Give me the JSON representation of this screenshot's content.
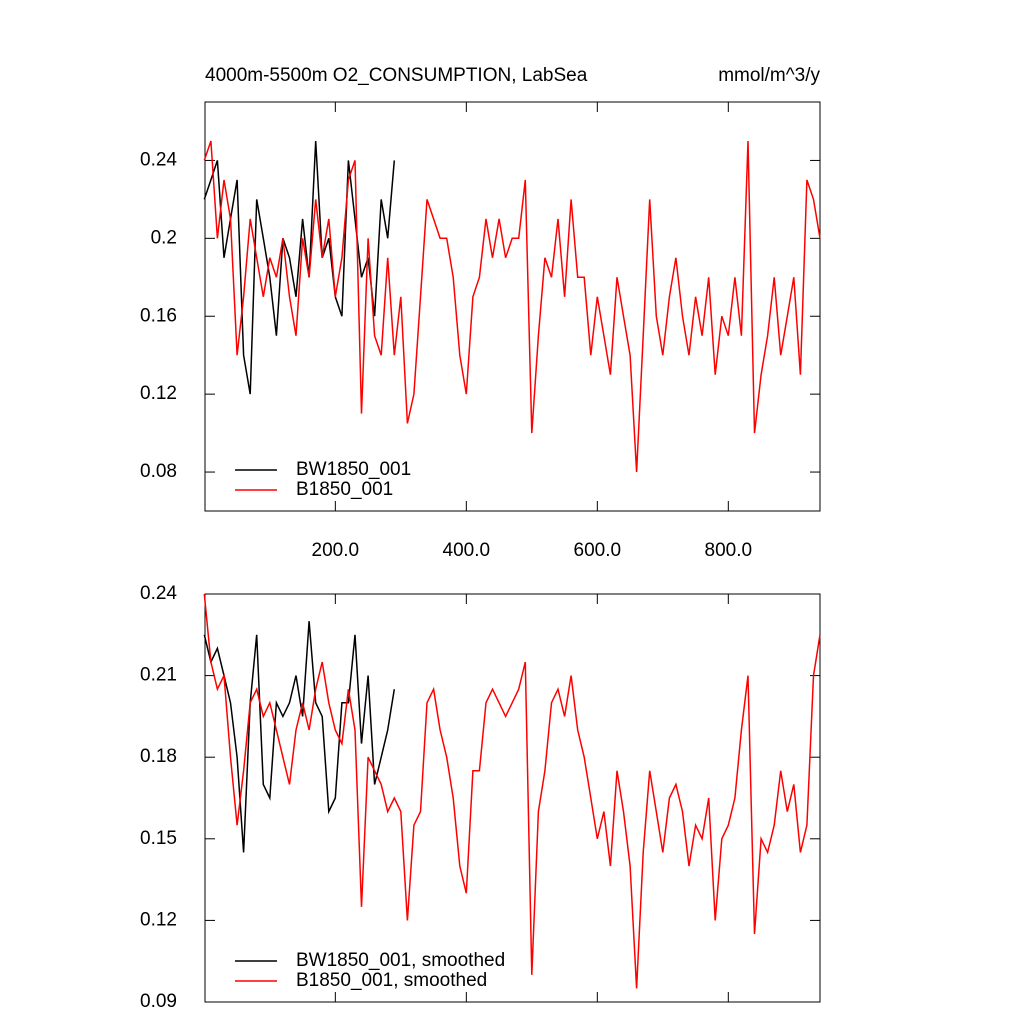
{
  "chart_data": [
    {
      "type": "line",
      "title": "4000m-5500m O2_CONSUMPTION, LabSea",
      "subtitle": "mmol/m^3/y",
      "x": [
        0,
        10,
        20,
        30,
        40,
        50,
        60,
        70,
        80,
        90,
        100,
        110,
        120,
        130,
        140,
        150,
        160,
        170,
        180,
        190,
        200,
        210,
        220,
        230,
        240,
        250,
        260,
        270,
        280,
        290,
        300,
        310,
        320,
        330,
        340,
        350,
        360,
        370,
        380,
        390,
        400,
        410,
        420,
        430,
        440,
        450,
        460,
        470,
        480,
        490,
        500,
        510,
        520,
        530,
        540,
        550,
        560,
        570,
        580,
        590,
        600,
        610,
        620,
        630,
        640,
        650,
        660,
        670,
        680,
        690,
        700,
        710,
        720,
        730,
        740,
        750,
        760,
        770,
        780,
        790,
        800,
        810,
        820,
        830,
        840,
        850,
        860,
        870,
        880,
        890,
        900,
        910,
        920,
        930,
        940
      ],
      "xlim": [
        1,
        940
      ],
      "xticks": [
        {
          "value": 200,
          "label": "200.0"
        },
        {
          "value": 400,
          "label": "400.0"
        },
        {
          "value": 600,
          "label": "600.0"
        },
        {
          "value": 800,
          "label": "800.0"
        }
      ],
      "ylim": [
        0.06,
        0.27
      ],
      "yticks": [
        0.08,
        0.12,
        0.16,
        0.2,
        0.24
      ],
      "series": [
        {
          "name": "BW1850_001",
          "color": "#000000",
          "values": [
            0.22,
            0.23,
            0.24,
            0.19,
            0.21,
            0.23,
            0.14,
            0.12,
            0.22,
            0.2,
            0.18,
            0.15,
            0.2,
            0.19,
            0.17,
            0.21,
            0.18,
            0.25,
            0.19,
            0.2,
            0.17,
            0.16,
            0.24,
            0.21,
            0.18,
            0.19,
            0.16,
            0.22,
            0.2,
            0.24,
            null,
            null,
            null,
            null,
            null,
            null,
            null,
            null,
            null,
            null,
            null,
            null,
            null,
            null,
            null,
            null,
            null,
            null,
            null,
            null,
            null,
            null,
            null,
            null,
            null,
            null,
            null,
            null,
            null,
            null,
            null,
            null,
            null,
            null,
            null,
            null,
            null,
            null,
            null,
            null,
            null,
            null,
            null,
            null,
            null,
            null,
            null,
            null,
            null,
            null,
            null,
            null,
            null,
            null,
            null,
            null,
            null,
            null,
            null,
            null,
            null,
            null,
            null,
            null,
            null
          ]
        },
        {
          "name": "B1850_001",
          "color": "#ff0000",
          "values": [
            0.24,
            0.25,
            0.2,
            0.23,
            0.21,
            0.14,
            0.17,
            0.21,
            0.19,
            0.17,
            0.19,
            0.18,
            0.2,
            0.17,
            0.15,
            0.2,
            0.18,
            0.22,
            0.19,
            0.21,
            0.17,
            0.19,
            0.23,
            0.24,
            0.11,
            0.2,
            0.15,
            0.14,
            0.19,
            0.14,
            0.17,
            0.105,
            0.12,
            0.17,
            0.22,
            0.21,
            0.2,
            0.2,
            0.18,
            0.14,
            0.12,
            0.17,
            0.18,
            0.21,
            0.19,
            0.21,
            0.19,
            0.2,
            0.2,
            0.23,
            0.1,
            0.15,
            0.19,
            0.18,
            0.21,
            0.17,
            0.22,
            0.18,
            0.18,
            0.14,
            0.17,
            0.15,
            0.13,
            0.18,
            0.16,
            0.14,
            0.08,
            0.15,
            0.22,
            0.16,
            0.14,
            0.17,
            0.19,
            0.16,
            0.14,
            0.17,
            0.15,
            0.18,
            0.13,
            0.16,
            0.15,
            0.18,
            0.15,
            0.25,
            0.1,
            0.13,
            0.15,
            0.18,
            0.14,
            0.16,
            0.18,
            0.13,
            0.23,
            0.22,
            0.2
          ]
        }
      ]
    },
    {
      "type": "line",
      "x": [
        0,
        10,
        20,
        30,
        40,
        50,
        60,
        70,
        80,
        90,
        100,
        110,
        120,
        130,
        140,
        150,
        160,
        170,
        180,
        190,
        200,
        210,
        220,
        230,
        240,
        250,
        260,
        270,
        280,
        290,
        300,
        310,
        320,
        330,
        340,
        350,
        360,
        370,
        380,
        390,
        400,
        410,
        420,
        430,
        440,
        450,
        460,
        470,
        480,
        490,
        500,
        510,
        520,
        530,
        540,
        550,
        560,
        570,
        580,
        590,
        600,
        610,
        620,
        630,
        640,
        650,
        660,
        670,
        680,
        690,
        700,
        710,
        720,
        730,
        740,
        750,
        760,
        770,
        780,
        790,
        800,
        810,
        820,
        830,
        840,
        850,
        860,
        870,
        880,
        890,
        900,
        910,
        920,
        930,
        940
      ],
      "xlim": [
        1,
        940
      ],
      "xticks": [
        200,
        400,
        600,
        800
      ],
      "ylim": [
        0.09,
        0.24
      ],
      "yticks": [
        0.09,
        0.12,
        0.15,
        0.18,
        0.21,
        0.24
      ],
      "series": [
        {
          "name": "BW1850_001, smoothed",
          "color": "#000000",
          "values": [
            0.225,
            0.215,
            0.22,
            0.21,
            0.2,
            0.18,
            0.145,
            0.2,
            0.225,
            0.17,
            0.165,
            0.2,
            0.195,
            0.2,
            0.21,
            0.195,
            0.23,
            0.2,
            0.195,
            0.16,
            0.165,
            0.2,
            0.2,
            0.225,
            0.185,
            0.21,
            0.17,
            0.18,
            0.19,
            0.205,
            null,
            null,
            null,
            null,
            null,
            null,
            null,
            null,
            null,
            null,
            null,
            null,
            null,
            null,
            null,
            null,
            null,
            null,
            null,
            null,
            null,
            null,
            null,
            null,
            null,
            null,
            null,
            null,
            null,
            null,
            null,
            null,
            null,
            null,
            null,
            null,
            null,
            null,
            null,
            null,
            null,
            null,
            null,
            null,
            null,
            null,
            null,
            null,
            null,
            null,
            null,
            null,
            null,
            null,
            null,
            null,
            null,
            null,
            null,
            null,
            null,
            null,
            null,
            null,
            null
          ]
        },
        {
          "name": "B1850_001, smoothed",
          "color": "#ff0000",
          "values": [
            0.24,
            0.215,
            0.205,
            0.21,
            0.18,
            0.155,
            0.175,
            0.2,
            0.205,
            0.195,
            0.2,
            0.19,
            0.18,
            0.17,
            0.19,
            0.2,
            0.19,
            0.205,
            0.215,
            0.2,
            0.19,
            0.185,
            0.205,
            0.19,
            0.125,
            0.18,
            0.175,
            0.17,
            0.16,
            0.165,
            0.16,
            0.12,
            0.155,
            0.16,
            0.2,
            0.205,
            0.19,
            0.18,
            0.165,
            0.14,
            0.13,
            0.175,
            0.175,
            0.2,
            0.205,
            0.2,
            0.195,
            0.2,
            0.205,
            0.215,
            0.1,
            0.16,
            0.175,
            0.2,
            0.205,
            0.195,
            0.21,
            0.19,
            0.18,
            0.165,
            0.15,
            0.16,
            0.14,
            0.175,
            0.16,
            0.14,
            0.095,
            0.145,
            0.175,
            0.16,
            0.145,
            0.165,
            0.17,
            0.16,
            0.14,
            0.155,
            0.15,
            0.165,
            0.12,
            0.15,
            0.155,
            0.165,
            0.19,
            0.21,
            0.115,
            0.15,
            0.145,
            0.155,
            0.175,
            0.16,
            0.17,
            0.145,
            0.155,
            0.21,
            0.225
          ]
        }
      ]
    }
  ]
}
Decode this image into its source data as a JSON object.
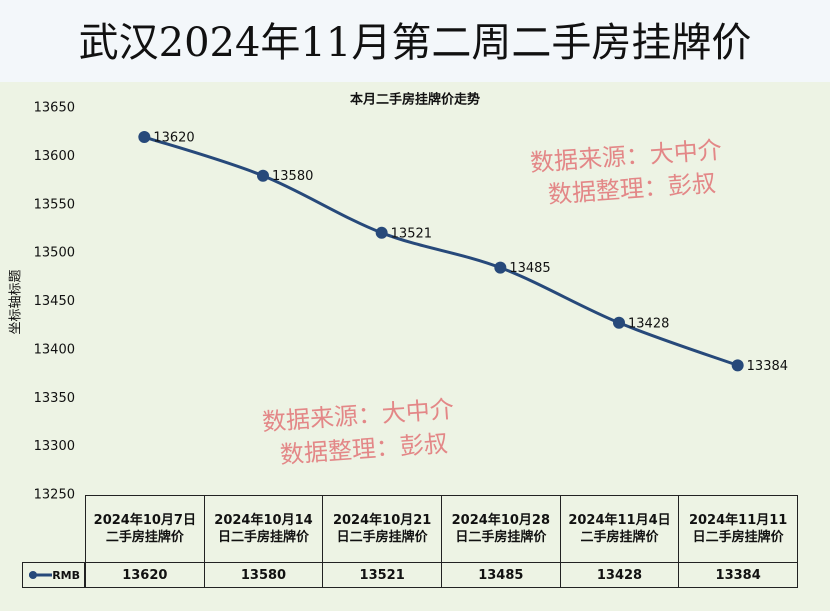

════════════════════

- **TASK BRIEF**: Every record above should be written out again exactly; the pictures stay out of the copy.

- **TASK SOLUTION**:
Give me the JSON representation of this screenshot's content.
{
  "chart_data": [
    {
      "type": "line",
      "title": "4000m-5500m O2_CONSUMPTION, LabSea",
      "subtitle": "mmol/m^3/y",
      "x": [
        0,
        10,
        20,
        30,
        40,
        50,
        60,
        70,
        80,
        90,
        100,
        110,
        120,
        130,
        140,
        150,
        160,
        170,
        180,
        190,
        200,
        210,
        220,
        230,
        240,
        250,
        260,
        270,
        280,
        290,
        300,
        310,
        320,
        330,
        340,
        350,
        360,
        370,
        380,
        390,
        400,
        410,
        420,
        430,
        440,
        450,
        460,
        470,
        480,
        490,
        500,
        510,
        520,
        530,
        540,
        550,
        560,
        570,
        580,
        590,
        600,
        610,
        620,
        630,
        640,
        650,
        660,
        670,
        680,
        690,
        700,
        710,
        720,
        730,
        740,
        750,
        760,
        770,
        780,
        790,
        800,
        810,
        820,
        830,
        840,
        850,
        860,
        870,
        880,
        890,
        900,
        910,
        920,
        930,
        940
      ],
      "xlim": [
        1,
        940
      ],
      "xticks": [
        {
          "value": 200,
          "label": "200.0"
        },
        {
          "value": 400,
          "label": "400.0"
        },
        {
          "value": 600,
          "label": "600.0"
        },
        {
          "value": 800,
          "label": "800.0"
        }
      ],
      "ylim": [
        0.06,
        0.27
      ],
      "yticks": [
        0.08,
        0.12,
        0.16,
        0.2,
        0.24
      ],
      "series": [
        {
          "name": "BW1850_001",
          "color": "#000000",
          "values": [
            0.22,
            0.23,
            0.24,
            0.19,
            0.21,
            0.23,
            0.14,
            0.12,
            0.22,
            0.2,
            0.18,
            0.15,
            0.2,
            0.19,
            0.17,
            0.21,
            0.18,
            0.25,
            0.19,
            0.2,
            0.17,
            0.16,
            0.24,
            0.21,
            0.18,
            0.19,
            0.16,
            0.22,
            0.2,
            0.24,
            null,
            null,
            null,
            null,
            null,
            null,
            null,
            null,
            null,
            null,
            null,
            null,
            null,
            null,
            null,
            null,
            null,
            null,
            null,
            null,
            null,
            null,
            null,
            null,
            null,
            null,
            null,
            null,
            null,
            null,
            null,
            null,
            null,
            null,
            null,
            null,
            null,
            null,
            null,
            null,
            null,
            null,
            null,
            null,
            null,
            null,
            null,
            null,
            null,
            null,
            null,
            null,
            null,
            null,
            null,
            null,
            null,
            null,
            null,
            null,
            null,
            null,
            null,
            null,
            null
          ]
        },
        {
          "name": "B1850_001",
          "color": "#ff0000",
          "values": [
            0.24,
            0.25,
            0.2,
            0.23,
            0.21,
            0.14,
            0.17,
            0.21,
            0.19,
            0.17,
            0.19,
            0.18,
            0.2,
            0.17,
            0.15,
            0.2,
            0.18,
            0.22,
            0.19,
            0.21,
            0.17,
            0.19,
            0.23,
            0.24,
            0.11,
            0.2,
            0.15,
            0.14,
            0.19,
            0.14,
            0.17,
            0.105,
            0.12,
            0.17,
            0.22,
            0.21,
            0.2,
            0.2,
            0.18,
            0.14,
            0.12,
            0.17,
            0.18,
            0.21,
            0.19,
            0.21,
            0.19,
            0.2,
            0.2,
            0.23,
            0.1,
            0.15,
            0.19,
            0.18,
            0.21,
            0.17,
            0.22,
            0.18,
            0.18,
            0.14,
            0.17,
            0.15,
            0.13,
            0.18,
            0.16,
            0.14,
            0.08,
            0.15,
            0.22,
            0.16,
            0.14,
            0.17,
            0.19,
            0.16,
            0.14,
            0.17,
            0.15,
            0.18,
            0.13,
            0.16,
            0.15,
            0.18,
            0.15,
            0.25,
            0.1,
            0.13,
            0.15,
            0.18,
            0.14,
            0.16,
            0.18,
            0.13,
            0.23,
            0.22,
            0.2
          ]
        }
      ]
    },
    {
      "type": "line",
      "x": [
        0,
        10,
        20,
        30,
        40,
        50,
        60,
        70,
        80,
        90,
        100,
        110,
        120,
        130,
        140,
        150,
        160,
        170,
        180,
        190,
        200,
        210,
        220,
        230,
        240,
        250,
        260,
        270,
        280,
        290,
        300,
        310,
        320,
        330,
        340,
        350,
        360,
        370,
        380,
        390,
        400,
        410,
        420,
        430,
        440,
        450,
        460,
        470,
        480,
        490,
        500,
        510,
        520,
        530,
        540,
        550,
        560,
        570,
        580,
        590,
        600,
        610,
        620,
        630,
        640,
        650,
        660,
        670,
        680,
        690,
        700,
        710,
        720,
        730,
        740,
        750,
        760,
        770,
        780,
        790,
        800,
        810,
        820,
        830,
        840,
        850,
        860,
        870,
        880,
        890,
        900,
        910,
        920,
        930,
        940
      ],
      "xlim": [
        1,
        940
      ],
      "xticks": [
        200,
        400,
        600,
        800
      ],
      "ylim": [
        0.09,
        0.24
      ],
      "yticks": [
        0.09,
        0.12,
        0.15,
        0.18,
        0.21,
        0.24
      ],
      "series": [
        {
          "name": "BW1850_001, smoothed",
          "color": "#000000",
          "values": [
            0.225,
            0.215,
            0.22,
            0.21,
            0.2,
            0.18,
            0.145,
            0.2,
            0.225,
            0.17,
            0.165,
            0.2,
            0.195,
            0.2,
            0.21,
            0.195,
            0.23,
            0.2,
            0.195,
            0.16,
            0.165,
            0.2,
            0.2,
            0.225,
            0.185,
            0.21,
            0.17,
            0.18,
            0.19,
            0.205,
            null,
            null,
            null,
            null,
            null,
            null,
            null,
            null,
            null,
            null,
            null,
            null,
            null,
            null,
            null,
            null,
            null,
            null,
            null,
            null,
            null,
            null,
            null,
            null,
            null,
            null,
            null,
            null,
            null,
            null,
            null,
            null,
            null,
            null,
            null,
            null,
            null,
            null,
            null,
            null,
            null,
            null,
            null,
            null,
            null,
            null,
            null,
            null,
            null,
            null,
            null,
            null,
            null,
            null,
            null,
            null,
            null,
            null,
            null,
            null,
            null,
            null,
            null,
            null,
            null
          ]
        },
        {
          "name": "B1850_001, smoothed",
          "color": "#ff0000",
          "values": [
            0.24,
            0.215,
            0.205,
            0.21,
            0.18,
            0.155,
            0.175,
            0.2,
            0.205,
            0.195,
            0.2,
            0.19,
            0.18,
            0.17,
            0.19,
            0.2,
            0.19,
            0.205,
            0.215,
            0.2,
            0.19,
            0.185,
            0.205,
            0.19,
            0.125,
            0.18,
            0.175,
            0.17,
            0.16,
            0.165,
            0.16,
            0.12,
            0.155,
            0.16,
            0.2,
            0.205,
            0.19,
            0.18,
            0.165,
            0.14,
            0.13,
            0.175,
            0.175,
            0.2,
            0.205,
            0.2,
            0.195,
            0.2,
            0.205,
            0.215,
            0.1,
            0.16,
            0.175,
            0.2,
            0.205,
            0.195,
            0.21,
            0.19,
            0.18,
            0.165,
            0.15,
            0.16,
            0.14,
            0.175,
            0.16,
            0.14,
            0.095,
            0.145,
            0.175,
            0.16,
            0.145,
            0.165,
            0.17,
            0.16,
            0.14,
            0.155,
            0.15,
            0.165,
            0.12,
            0.15,
            0.155,
            0.165,
            0.19,
            0.21,
            0.115,
            0.15,
            0.145,
            0.155,
            0.175,
            0.16,
            0.17,
            0.145,
            0.155,
            0.21,
            0.225
          ]
        }
      ]
    }
  ]
}
Decode this image into its source data as a JSON object.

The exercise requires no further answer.